» Your goal
Pull every line containing the word "name" from the records.

══ Supplied records

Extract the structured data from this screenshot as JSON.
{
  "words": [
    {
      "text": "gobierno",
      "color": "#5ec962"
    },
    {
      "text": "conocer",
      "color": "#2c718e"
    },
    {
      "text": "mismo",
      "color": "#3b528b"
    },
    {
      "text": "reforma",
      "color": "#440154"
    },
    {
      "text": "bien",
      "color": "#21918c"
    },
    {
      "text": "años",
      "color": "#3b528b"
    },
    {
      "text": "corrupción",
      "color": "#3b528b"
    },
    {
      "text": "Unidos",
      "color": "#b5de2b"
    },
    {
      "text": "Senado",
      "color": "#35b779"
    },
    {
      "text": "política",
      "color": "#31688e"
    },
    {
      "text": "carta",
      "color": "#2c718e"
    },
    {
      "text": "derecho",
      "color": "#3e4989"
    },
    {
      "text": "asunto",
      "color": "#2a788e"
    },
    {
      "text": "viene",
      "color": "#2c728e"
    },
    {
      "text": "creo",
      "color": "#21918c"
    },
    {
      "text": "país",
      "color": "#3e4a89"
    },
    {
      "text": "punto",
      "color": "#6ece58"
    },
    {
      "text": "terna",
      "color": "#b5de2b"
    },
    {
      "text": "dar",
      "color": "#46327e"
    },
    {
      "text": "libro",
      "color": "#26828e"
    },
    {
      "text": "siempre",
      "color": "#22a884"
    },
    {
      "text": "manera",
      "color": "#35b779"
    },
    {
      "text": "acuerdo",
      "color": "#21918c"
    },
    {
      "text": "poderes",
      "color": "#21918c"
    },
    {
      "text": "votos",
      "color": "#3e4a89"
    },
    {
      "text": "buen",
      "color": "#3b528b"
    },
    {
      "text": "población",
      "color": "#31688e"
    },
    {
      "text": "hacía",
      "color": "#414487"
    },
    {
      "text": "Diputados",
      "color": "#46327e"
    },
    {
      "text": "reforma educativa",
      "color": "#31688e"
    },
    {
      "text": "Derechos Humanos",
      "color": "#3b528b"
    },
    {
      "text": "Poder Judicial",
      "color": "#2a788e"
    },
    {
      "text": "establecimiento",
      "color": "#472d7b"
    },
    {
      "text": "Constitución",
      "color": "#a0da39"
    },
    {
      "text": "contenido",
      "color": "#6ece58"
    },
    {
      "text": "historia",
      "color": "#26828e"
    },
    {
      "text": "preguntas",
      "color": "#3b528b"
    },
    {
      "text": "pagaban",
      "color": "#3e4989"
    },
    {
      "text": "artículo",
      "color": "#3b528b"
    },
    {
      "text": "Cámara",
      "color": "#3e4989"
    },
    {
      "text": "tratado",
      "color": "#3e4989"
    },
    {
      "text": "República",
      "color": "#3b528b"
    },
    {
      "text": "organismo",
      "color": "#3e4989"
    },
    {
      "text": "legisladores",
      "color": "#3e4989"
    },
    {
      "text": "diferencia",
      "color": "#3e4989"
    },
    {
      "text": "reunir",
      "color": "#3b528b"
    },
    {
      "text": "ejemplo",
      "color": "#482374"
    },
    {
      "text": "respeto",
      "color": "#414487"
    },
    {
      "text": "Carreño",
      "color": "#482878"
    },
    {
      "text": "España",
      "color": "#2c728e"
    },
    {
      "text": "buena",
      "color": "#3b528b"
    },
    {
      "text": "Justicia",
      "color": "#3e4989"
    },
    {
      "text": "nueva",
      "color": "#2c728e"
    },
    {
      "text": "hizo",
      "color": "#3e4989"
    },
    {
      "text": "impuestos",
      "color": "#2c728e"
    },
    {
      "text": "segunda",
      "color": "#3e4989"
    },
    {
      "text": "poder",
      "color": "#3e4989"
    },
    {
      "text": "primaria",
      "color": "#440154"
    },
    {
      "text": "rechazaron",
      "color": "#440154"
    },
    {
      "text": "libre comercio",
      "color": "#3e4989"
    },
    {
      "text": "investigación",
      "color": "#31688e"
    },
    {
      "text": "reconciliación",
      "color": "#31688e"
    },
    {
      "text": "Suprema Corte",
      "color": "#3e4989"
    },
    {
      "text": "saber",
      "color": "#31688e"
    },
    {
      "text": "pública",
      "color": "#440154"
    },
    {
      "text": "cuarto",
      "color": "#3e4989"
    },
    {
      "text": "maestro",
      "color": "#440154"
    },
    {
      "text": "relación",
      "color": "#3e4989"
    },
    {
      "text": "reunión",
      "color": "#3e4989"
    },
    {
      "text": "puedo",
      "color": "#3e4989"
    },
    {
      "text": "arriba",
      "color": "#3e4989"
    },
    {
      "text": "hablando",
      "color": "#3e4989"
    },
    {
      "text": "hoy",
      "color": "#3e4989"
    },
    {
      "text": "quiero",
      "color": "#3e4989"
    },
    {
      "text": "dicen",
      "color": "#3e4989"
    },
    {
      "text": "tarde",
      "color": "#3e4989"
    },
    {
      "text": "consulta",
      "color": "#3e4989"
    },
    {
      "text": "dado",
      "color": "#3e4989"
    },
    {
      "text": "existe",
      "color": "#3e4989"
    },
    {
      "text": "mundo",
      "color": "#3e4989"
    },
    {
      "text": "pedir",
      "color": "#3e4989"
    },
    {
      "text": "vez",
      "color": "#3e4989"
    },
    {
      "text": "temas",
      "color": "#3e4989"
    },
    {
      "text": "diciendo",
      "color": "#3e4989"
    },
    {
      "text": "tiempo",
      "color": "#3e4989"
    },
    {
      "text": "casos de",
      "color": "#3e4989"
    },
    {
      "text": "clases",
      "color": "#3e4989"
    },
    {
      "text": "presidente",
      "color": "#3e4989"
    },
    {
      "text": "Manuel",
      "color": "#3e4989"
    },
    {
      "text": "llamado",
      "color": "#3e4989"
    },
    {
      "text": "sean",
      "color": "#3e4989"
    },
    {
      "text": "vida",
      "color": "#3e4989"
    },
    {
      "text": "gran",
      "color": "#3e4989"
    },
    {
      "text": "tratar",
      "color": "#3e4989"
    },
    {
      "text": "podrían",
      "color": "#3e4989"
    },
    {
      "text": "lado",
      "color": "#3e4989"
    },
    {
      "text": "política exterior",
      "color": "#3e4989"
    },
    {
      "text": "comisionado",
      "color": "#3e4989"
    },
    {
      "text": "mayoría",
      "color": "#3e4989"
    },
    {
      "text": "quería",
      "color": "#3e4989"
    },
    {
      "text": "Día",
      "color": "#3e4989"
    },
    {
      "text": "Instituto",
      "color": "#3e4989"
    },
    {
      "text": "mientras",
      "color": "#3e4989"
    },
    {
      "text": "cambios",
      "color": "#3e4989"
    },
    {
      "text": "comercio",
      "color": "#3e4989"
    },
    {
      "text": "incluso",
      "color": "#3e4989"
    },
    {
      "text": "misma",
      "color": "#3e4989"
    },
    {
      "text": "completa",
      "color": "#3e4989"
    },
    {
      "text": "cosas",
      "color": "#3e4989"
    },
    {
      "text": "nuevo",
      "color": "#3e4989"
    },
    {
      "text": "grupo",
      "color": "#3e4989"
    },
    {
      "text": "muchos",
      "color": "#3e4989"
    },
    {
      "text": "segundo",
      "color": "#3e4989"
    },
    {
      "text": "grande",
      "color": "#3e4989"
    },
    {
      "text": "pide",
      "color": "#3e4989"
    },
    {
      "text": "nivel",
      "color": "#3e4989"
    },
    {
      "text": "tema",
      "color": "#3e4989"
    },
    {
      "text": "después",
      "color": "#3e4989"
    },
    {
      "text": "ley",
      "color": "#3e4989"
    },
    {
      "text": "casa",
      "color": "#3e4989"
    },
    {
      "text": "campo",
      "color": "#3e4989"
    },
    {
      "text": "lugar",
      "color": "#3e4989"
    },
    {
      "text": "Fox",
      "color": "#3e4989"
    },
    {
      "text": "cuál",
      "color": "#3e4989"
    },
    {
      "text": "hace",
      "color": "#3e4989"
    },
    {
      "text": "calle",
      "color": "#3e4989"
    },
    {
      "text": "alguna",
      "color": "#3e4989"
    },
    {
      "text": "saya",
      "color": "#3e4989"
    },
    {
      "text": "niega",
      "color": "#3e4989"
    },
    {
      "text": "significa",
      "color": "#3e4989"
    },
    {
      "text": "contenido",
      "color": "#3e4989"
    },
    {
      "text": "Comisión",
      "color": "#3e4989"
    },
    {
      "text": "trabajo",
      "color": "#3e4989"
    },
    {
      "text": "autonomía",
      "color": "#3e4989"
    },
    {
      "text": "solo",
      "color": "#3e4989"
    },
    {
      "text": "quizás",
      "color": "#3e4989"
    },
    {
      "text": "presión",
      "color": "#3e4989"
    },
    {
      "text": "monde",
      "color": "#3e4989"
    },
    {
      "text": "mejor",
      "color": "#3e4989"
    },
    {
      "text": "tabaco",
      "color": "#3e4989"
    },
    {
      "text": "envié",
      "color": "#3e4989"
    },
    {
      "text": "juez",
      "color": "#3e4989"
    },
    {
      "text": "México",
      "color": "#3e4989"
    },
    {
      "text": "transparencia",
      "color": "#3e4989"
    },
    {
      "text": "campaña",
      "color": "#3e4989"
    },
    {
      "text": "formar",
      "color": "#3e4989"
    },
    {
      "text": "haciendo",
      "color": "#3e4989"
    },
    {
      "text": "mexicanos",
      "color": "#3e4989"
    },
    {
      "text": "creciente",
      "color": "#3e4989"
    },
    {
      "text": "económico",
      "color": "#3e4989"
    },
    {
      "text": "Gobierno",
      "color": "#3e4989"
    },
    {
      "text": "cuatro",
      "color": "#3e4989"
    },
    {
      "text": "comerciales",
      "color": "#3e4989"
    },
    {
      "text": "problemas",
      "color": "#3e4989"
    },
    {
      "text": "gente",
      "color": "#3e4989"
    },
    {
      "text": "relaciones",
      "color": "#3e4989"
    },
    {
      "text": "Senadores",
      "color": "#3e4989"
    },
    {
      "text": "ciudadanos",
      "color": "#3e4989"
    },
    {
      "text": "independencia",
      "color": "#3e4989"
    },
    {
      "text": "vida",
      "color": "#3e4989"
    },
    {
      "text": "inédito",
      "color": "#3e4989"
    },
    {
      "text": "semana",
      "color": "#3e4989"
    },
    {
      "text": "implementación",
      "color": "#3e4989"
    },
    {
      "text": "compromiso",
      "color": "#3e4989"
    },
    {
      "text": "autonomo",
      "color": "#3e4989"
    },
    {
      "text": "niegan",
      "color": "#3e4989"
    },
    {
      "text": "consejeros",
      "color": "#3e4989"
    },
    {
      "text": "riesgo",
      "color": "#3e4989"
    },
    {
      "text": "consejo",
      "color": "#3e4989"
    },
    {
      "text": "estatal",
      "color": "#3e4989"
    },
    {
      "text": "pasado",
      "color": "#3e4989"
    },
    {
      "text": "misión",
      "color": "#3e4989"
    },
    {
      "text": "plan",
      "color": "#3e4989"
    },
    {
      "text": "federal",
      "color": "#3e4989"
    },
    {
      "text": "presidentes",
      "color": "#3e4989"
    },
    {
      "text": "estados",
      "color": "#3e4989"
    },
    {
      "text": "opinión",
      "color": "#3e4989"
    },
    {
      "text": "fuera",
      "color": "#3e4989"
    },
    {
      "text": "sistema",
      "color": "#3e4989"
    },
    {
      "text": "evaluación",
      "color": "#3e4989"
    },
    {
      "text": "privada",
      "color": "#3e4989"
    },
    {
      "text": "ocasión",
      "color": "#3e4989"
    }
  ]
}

════
══ Supplied records

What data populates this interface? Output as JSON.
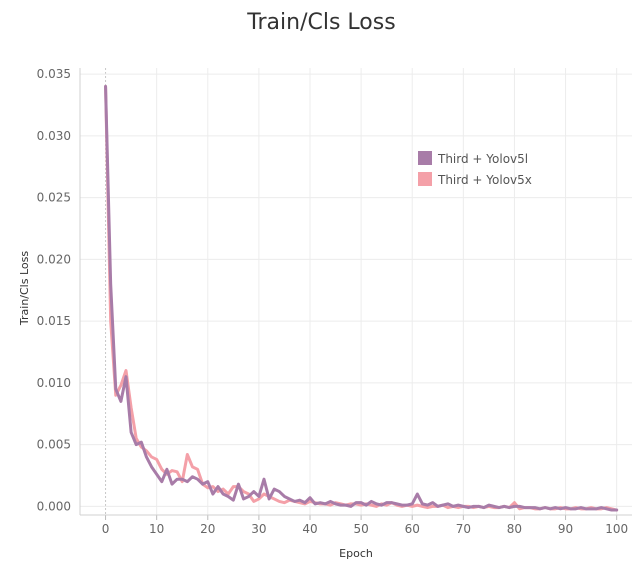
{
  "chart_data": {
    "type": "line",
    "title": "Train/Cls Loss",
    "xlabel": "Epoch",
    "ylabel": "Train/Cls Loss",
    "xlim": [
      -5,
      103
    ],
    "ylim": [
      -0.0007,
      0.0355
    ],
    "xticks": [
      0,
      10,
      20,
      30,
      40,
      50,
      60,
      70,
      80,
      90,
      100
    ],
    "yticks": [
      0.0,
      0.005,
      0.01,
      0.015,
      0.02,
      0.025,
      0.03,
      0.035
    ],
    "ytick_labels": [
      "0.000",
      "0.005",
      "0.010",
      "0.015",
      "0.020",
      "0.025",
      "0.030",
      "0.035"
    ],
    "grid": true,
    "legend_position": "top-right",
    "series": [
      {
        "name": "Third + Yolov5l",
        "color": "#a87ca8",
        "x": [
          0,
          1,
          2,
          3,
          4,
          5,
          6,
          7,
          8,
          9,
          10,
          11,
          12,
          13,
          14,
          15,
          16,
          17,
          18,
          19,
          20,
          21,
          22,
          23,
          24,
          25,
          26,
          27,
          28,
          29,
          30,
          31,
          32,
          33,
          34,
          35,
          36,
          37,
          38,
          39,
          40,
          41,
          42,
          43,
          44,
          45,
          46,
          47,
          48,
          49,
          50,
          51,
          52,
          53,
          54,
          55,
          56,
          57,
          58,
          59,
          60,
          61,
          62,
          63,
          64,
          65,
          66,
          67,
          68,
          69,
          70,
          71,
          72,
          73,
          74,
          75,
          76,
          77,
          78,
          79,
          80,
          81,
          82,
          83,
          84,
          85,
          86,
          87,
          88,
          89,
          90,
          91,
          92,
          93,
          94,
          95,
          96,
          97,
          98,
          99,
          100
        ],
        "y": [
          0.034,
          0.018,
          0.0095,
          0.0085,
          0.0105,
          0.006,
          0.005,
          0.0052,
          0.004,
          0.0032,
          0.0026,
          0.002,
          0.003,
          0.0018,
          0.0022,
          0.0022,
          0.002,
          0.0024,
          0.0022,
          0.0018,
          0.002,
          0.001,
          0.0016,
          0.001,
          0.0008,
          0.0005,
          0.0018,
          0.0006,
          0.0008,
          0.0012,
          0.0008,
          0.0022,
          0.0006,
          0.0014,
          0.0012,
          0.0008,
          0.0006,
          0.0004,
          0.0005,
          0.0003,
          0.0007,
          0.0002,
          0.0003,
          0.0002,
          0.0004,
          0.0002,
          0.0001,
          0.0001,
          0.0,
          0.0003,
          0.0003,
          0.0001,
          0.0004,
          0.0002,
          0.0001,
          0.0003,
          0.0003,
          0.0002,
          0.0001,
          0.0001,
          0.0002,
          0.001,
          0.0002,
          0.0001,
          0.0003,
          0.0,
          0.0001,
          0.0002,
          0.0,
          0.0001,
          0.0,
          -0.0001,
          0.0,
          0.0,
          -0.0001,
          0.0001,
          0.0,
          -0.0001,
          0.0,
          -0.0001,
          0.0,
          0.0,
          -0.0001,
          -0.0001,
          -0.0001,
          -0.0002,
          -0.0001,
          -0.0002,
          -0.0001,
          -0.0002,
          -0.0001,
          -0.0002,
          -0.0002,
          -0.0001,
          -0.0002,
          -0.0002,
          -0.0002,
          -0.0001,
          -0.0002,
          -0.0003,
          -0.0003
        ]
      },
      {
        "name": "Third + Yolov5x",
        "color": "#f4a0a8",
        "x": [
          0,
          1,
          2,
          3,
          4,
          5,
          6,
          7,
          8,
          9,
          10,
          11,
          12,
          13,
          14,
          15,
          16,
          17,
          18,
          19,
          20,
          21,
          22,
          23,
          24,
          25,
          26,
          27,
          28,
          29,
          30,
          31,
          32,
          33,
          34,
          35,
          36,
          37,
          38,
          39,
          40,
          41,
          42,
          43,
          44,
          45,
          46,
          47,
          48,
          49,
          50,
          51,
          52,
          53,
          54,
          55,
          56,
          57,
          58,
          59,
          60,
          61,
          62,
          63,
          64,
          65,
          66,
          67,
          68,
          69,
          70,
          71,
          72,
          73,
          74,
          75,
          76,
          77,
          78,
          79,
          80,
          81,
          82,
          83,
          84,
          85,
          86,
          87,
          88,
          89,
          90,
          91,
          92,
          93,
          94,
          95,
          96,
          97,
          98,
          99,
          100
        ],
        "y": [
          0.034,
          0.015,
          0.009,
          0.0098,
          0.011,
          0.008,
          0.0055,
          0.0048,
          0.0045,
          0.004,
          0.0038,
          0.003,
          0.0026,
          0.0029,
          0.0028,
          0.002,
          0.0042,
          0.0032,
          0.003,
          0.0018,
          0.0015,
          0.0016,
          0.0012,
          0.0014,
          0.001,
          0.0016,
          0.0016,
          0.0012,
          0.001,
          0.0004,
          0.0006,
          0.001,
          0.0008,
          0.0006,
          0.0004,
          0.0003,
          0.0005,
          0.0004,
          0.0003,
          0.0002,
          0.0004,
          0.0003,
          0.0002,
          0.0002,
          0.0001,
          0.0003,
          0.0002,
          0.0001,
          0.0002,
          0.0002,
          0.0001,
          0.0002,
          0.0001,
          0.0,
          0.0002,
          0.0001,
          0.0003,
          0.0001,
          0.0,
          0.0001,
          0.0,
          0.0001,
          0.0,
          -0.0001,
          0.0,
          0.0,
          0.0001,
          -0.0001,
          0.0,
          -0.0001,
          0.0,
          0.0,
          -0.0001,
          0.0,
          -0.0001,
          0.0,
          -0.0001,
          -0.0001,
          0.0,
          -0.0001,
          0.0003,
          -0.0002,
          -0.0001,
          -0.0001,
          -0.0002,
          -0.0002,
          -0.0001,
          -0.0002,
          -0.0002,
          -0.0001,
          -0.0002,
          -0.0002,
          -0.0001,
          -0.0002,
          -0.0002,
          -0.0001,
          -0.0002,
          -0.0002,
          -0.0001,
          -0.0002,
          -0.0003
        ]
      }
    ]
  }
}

════
══ Supplied records

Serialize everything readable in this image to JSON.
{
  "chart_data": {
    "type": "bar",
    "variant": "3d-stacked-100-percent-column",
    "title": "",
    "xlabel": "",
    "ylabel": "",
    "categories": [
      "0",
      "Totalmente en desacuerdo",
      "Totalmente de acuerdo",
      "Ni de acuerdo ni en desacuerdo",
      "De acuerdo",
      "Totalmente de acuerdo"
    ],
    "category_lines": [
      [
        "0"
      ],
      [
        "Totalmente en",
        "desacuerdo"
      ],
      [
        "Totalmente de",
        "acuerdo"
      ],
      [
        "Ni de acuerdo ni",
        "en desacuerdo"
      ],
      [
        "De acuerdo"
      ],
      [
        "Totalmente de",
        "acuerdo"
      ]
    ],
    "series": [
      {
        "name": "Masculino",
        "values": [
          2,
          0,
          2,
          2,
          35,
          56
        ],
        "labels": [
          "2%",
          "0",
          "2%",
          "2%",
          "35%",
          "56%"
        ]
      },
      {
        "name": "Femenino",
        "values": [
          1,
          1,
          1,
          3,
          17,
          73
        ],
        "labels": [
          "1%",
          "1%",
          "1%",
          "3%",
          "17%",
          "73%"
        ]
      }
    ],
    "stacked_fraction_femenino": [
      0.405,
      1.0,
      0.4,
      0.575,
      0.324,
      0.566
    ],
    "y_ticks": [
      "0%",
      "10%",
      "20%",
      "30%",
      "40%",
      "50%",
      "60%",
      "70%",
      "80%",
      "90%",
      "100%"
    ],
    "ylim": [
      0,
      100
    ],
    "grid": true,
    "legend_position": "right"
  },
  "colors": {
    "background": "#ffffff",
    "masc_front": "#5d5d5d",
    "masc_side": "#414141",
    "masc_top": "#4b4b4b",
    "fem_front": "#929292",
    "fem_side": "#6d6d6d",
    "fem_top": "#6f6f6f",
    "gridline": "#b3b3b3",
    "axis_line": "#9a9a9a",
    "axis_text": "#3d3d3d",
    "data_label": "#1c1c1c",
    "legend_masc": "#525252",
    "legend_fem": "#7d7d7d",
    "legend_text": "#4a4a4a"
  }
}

════

» Expected answer
        "name": "Third + Yolov5l",
        "name": "Third + Yolov5x",
        "name": "Masculino",
        "name": "Femenino",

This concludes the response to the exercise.